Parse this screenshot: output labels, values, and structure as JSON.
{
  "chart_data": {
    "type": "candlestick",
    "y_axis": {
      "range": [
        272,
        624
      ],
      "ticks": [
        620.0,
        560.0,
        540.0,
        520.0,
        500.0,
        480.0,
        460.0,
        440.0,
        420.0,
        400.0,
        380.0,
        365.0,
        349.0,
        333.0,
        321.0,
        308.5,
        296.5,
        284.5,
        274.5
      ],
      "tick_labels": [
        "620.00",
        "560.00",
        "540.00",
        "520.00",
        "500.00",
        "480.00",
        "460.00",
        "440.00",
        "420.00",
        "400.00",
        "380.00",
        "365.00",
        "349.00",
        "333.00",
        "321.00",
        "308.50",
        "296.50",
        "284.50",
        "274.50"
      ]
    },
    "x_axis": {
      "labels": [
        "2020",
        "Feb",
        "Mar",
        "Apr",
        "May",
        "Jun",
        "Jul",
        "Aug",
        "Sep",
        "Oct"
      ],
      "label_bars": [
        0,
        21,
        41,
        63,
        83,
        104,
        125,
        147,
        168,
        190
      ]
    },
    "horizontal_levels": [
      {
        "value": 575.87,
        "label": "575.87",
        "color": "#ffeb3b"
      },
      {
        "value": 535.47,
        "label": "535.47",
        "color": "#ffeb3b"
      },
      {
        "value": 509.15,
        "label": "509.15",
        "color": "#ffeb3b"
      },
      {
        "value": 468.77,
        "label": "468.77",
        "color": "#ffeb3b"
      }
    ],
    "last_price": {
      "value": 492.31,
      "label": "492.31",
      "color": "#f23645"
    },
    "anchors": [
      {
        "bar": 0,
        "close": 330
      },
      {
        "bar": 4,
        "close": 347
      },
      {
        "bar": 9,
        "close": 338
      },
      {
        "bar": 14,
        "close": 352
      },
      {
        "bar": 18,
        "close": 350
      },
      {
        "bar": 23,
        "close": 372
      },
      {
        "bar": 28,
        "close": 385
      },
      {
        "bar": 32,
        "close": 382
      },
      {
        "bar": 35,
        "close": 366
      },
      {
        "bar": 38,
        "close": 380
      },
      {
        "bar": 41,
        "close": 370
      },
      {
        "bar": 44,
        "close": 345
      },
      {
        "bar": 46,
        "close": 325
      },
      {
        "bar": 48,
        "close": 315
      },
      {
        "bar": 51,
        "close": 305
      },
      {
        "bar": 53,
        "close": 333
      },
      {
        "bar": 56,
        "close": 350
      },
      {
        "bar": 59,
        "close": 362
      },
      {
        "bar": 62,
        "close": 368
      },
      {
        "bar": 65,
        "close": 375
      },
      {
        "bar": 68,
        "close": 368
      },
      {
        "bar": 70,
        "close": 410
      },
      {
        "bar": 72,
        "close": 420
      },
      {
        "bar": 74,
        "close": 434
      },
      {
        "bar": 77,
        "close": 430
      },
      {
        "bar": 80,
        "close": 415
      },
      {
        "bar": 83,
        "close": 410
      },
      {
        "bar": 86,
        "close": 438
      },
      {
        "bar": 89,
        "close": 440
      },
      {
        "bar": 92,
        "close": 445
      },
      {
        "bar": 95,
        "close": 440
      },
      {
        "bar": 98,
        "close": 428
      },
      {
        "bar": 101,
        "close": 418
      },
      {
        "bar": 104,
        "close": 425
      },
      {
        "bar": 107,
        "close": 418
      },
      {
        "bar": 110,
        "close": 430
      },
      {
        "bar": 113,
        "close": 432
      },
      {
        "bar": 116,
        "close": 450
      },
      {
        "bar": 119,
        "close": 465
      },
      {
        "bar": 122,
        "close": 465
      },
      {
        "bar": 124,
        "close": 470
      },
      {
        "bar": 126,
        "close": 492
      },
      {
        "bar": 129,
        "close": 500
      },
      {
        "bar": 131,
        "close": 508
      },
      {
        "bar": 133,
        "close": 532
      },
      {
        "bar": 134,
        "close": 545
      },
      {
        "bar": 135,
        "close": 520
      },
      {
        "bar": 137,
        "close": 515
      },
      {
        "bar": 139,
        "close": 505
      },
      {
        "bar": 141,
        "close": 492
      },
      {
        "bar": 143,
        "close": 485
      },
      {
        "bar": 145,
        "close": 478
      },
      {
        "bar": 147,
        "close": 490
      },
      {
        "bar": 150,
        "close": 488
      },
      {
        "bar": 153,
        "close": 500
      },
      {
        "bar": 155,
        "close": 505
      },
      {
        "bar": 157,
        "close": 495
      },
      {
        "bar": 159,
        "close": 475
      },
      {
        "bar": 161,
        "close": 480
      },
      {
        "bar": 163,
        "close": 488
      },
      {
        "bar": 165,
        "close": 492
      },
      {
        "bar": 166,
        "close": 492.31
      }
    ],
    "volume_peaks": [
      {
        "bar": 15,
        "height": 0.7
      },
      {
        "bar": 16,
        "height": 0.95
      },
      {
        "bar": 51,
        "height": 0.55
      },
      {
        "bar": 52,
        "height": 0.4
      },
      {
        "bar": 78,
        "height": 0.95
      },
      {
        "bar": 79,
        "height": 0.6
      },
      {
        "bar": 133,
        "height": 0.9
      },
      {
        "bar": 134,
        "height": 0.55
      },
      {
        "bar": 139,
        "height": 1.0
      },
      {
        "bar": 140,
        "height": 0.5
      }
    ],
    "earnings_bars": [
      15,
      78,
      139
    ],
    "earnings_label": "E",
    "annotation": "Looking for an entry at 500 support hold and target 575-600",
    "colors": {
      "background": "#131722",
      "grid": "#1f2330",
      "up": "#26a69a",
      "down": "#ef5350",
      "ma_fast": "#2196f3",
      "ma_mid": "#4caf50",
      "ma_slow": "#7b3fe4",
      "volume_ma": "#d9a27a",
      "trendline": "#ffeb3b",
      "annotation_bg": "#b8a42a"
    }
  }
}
◆ ◆ ◆ ◆
Show the data once more, exactly as it was written.

Parse this screenshot: output labels, values, and structure as JSON.
{
  "chart_data": {
    "type": "candlestick",
    "y_axis": {
      "range": [
        272,
        624
      ],
      "ticks": [
        620.0,
        560.0,
        540.0,
        520.0,
        500.0,
        480.0,
        460.0,
        440.0,
        420.0,
        400.0,
        380.0,
        365.0,
        349.0,
        333.0,
        321.0,
        308.5,
        296.5,
        284.5,
        274.5
      ],
      "tick_labels": [
        "620.00",
        "560.00",
        "540.00",
        "520.00",
        "500.00",
        "480.00",
        "460.00",
        "440.00",
        "420.00",
        "400.00",
        "380.00",
        "365.00",
        "349.00",
        "333.00",
        "321.00",
        "308.50",
        "296.50",
        "284.50",
        "274.50"
      ]
    },
    "x_axis": {
      "labels": [
        "2020",
        "Feb",
        "Mar",
        "Apr",
        "May",
        "Jun",
        "Jul",
        "Aug",
        "Sep",
        "Oct"
      ],
      "label_bars": [
        0,
        21,
        41,
        63,
        83,
        104,
        125,
        147,
        168,
        190
      ]
    },
    "horizontal_levels": [
      {
        "value": 575.87,
        "label": "575.87",
        "color": "#ffeb3b"
      },
      {
        "value": 535.47,
        "label": "535.47",
        "color": "#ffeb3b"
      },
      {
        "value": 509.15,
        "label": "509.15",
        "color": "#ffeb3b"
      },
      {
        "value": 468.77,
        "label": "468.77",
        "color": "#ffeb3b"
      }
    ],
    "last_price": {
      "value": 492.31,
      "label": "492.31",
      "color": "#f23645"
    },
    "anchors": [
      {
        "bar": 0,
        "close": 330
      },
      {
        "bar": 4,
        "close": 347
      },
      {
        "bar": 9,
        "close": 338
      },
      {
        "bar": 14,
        "close": 352
      },
      {
        "bar": 18,
        "close": 350
      },
      {
        "bar": 23,
        "close": 372
      },
      {
        "bar": 28,
        "close": 385
      },
      {
        "bar": 32,
        "close": 382
      },
      {
        "bar": 35,
        "close": 366
      },
      {
        "bar": 38,
        "close": 380
      },
      {
        "bar": 41,
        "close": 370
      },
      {
        "bar": 44,
        "close": 345
      },
      {
        "bar": 46,
        "close": 325
      },
      {
        "bar": 48,
        "close": 315
      },
      {
        "bar": 51,
        "close": 305
      },
      {
        "bar": 53,
        "close": 333
      },
      {
        "bar": 56,
        "close": 350
      },
      {
        "bar": 59,
        "close": 362
      },
      {
        "bar": 62,
        "close": 368
      },
      {
        "bar": 65,
        "close": 375
      },
      {
        "bar": 68,
        "close": 368
      },
      {
        "bar": 70,
        "close": 410
      },
      {
        "bar": 72,
        "close": 420
      },
      {
        "bar": 74,
        "close": 434
      },
      {
        "bar": 77,
        "close": 430
      },
      {
        "bar": 80,
        "close": 415
      },
      {
        "bar": 83,
        "close": 410
      },
      {
        "bar": 86,
        "close": 438
      },
      {
        "bar": 89,
        "close": 440
      },
      {
        "bar": 92,
        "close": 445
      },
      {
        "bar": 95,
        "close": 440
      },
      {
        "bar": 98,
        "close": 428
      },
      {
        "bar": 101,
        "close": 418
      },
      {
        "bar": 104,
        "close": 425
      },
      {
        "bar": 107,
        "close": 418
      },
      {
        "bar": 110,
        "close": 430
      },
      {
        "bar": 113,
        "close": 432
      },
      {
        "bar": 116,
        "close": 450
      },
      {
        "bar": 119,
        "close": 465
      },
      {
        "bar": 122,
        "close": 465
      },
      {
        "bar": 124,
        "close": 470
      },
      {
        "bar": 126,
        "close": 492
      },
      {
        "bar": 129,
        "close": 500
      },
      {
        "bar": 131,
        "close": 508
      },
      {
        "bar": 133,
        "close": 532
      },
      {
        "bar": 134,
        "close": 545
      },
      {
        "bar": 135,
        "close": 520
      },
      {
        "bar": 137,
        "close": 515
      },
      {
        "bar": 139,
        "close": 505
      },
      {
        "bar": 141,
        "close": 492
      },
      {
        "bar": 143,
        "close": 485
      },
      {
        "bar": 145,
        "close": 478
      },
      {
        "bar": 147,
        "close": 490
      },
      {
        "bar": 150,
        "close": 488
      },
      {
        "bar": 153,
        "close": 500
      },
      {
        "bar": 155,
        "close": 505
      },
      {
        "bar": 157,
        "close": 495
      },
      {
        "bar": 159,
        "close": 475
      },
      {
        "bar": 161,
        "close": 480
      },
      {
        "bar": 163,
        "close": 488
      },
      {
        "bar": 165,
        "close": 492
      },
      {
        "bar": 166,
        "close": 492.31
      }
    ],
    "volume_peaks": [
      {
        "bar": 15,
        "height": 0.7
      },
      {
        "bar": 16,
        "height": 0.95
      },
      {
        "bar": 51,
        "height": 0.55
      },
      {
        "bar": 52,
        "height": 0.4
      },
      {
        "bar": 78,
        "height": 0.95
      },
      {
        "bar": 79,
        "height": 0.6
      },
      {
        "bar": 133,
        "height": 0.9
      },
      {
        "bar": 134,
        "height": 0.55
      },
      {
        "bar": 139,
        "height": 1.0
      },
      {
        "bar": 140,
        "height": 0.5
      }
    ],
    "earnings_bars": [
      15,
      78,
      139
    ],
    "earnings_label": "E",
    "annotation": "Looking for an entry at 500 support hold and target 575-600",
    "colors": {
      "background": "#131722",
      "grid": "#1f2330",
      "up": "#26a69a",
      "down": "#ef5350",
      "ma_fast": "#2196f3",
      "ma_mid": "#4caf50",
      "ma_slow": "#7b3fe4",
      "volume_ma": "#d9a27a",
      "trendline": "#ffeb3b",
      "annotation_bg": "#b8a42a"
    }
  }
}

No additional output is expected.